:: Material supplied ::
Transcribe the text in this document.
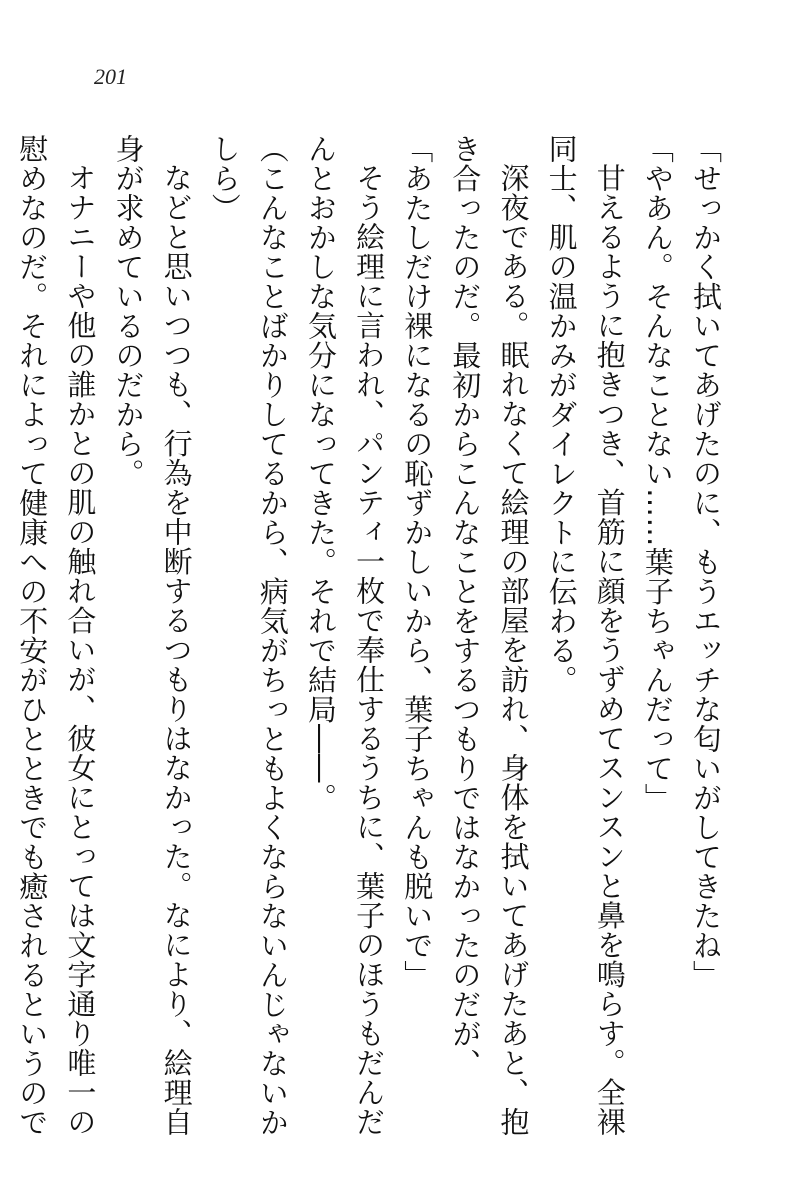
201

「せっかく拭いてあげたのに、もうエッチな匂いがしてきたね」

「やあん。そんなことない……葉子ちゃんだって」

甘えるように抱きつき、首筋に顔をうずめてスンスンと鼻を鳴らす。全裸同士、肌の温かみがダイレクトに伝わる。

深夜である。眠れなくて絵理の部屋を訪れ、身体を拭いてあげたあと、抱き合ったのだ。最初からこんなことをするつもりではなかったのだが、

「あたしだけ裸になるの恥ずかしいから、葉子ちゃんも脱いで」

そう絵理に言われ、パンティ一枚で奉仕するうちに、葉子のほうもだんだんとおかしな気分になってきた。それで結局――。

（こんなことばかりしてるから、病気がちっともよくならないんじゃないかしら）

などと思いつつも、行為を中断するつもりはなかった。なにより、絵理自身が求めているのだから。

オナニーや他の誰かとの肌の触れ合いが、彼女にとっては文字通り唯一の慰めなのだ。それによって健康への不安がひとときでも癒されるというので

--

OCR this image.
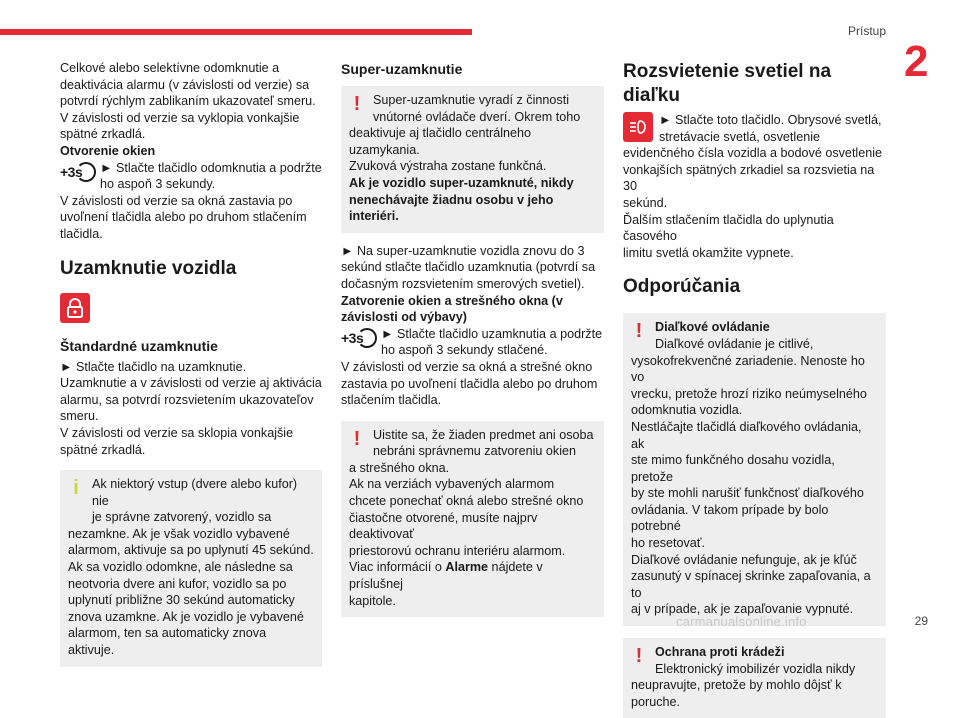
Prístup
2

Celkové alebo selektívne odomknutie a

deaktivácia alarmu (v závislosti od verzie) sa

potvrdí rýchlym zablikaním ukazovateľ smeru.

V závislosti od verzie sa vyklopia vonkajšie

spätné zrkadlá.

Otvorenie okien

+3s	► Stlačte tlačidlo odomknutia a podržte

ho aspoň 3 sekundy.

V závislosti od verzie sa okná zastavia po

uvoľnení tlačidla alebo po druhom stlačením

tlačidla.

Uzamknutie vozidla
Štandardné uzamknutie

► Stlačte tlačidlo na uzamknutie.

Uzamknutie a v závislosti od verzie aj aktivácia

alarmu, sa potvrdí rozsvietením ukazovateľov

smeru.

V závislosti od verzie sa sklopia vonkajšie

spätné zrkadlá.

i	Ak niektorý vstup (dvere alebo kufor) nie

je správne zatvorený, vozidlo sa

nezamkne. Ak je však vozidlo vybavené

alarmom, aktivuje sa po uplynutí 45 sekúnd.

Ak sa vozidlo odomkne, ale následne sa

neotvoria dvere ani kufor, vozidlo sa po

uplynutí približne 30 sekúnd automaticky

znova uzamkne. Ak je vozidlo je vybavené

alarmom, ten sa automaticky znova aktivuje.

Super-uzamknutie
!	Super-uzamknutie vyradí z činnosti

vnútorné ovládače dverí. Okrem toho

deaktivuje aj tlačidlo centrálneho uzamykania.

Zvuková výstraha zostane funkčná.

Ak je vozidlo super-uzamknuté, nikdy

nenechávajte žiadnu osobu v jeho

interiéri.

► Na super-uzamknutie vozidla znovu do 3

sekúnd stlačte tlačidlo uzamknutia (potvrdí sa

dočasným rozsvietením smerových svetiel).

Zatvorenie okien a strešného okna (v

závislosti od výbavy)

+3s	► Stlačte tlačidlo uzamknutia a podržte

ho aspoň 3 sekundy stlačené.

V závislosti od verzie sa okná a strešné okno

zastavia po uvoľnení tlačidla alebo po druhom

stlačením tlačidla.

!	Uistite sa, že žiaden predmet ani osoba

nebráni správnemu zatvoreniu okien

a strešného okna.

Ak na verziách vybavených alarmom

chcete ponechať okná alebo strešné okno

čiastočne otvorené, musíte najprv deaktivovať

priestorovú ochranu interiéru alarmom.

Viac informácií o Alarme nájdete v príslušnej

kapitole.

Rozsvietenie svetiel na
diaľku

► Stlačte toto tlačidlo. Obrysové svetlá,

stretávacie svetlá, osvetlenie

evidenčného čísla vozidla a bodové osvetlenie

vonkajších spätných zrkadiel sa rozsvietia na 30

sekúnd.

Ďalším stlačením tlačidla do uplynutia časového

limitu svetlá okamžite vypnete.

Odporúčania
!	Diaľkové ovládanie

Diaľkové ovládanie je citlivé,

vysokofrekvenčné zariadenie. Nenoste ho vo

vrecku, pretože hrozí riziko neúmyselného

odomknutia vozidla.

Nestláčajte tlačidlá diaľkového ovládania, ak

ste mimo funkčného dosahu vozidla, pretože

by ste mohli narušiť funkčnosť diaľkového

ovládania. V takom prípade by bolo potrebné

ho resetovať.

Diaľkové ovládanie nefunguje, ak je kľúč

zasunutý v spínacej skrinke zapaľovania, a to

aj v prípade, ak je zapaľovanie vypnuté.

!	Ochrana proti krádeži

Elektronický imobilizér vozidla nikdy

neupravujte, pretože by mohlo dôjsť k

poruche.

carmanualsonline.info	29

:: Work to do ::
Check each line above for the string "pretože" and show the ones that have it.

:: Output below ::
vrecku, pretože hrozí riziko neúmyselného
ste mimo funkčného dosahu vozidla, pretože
neupravujte, pretože by mohlo dôjsť k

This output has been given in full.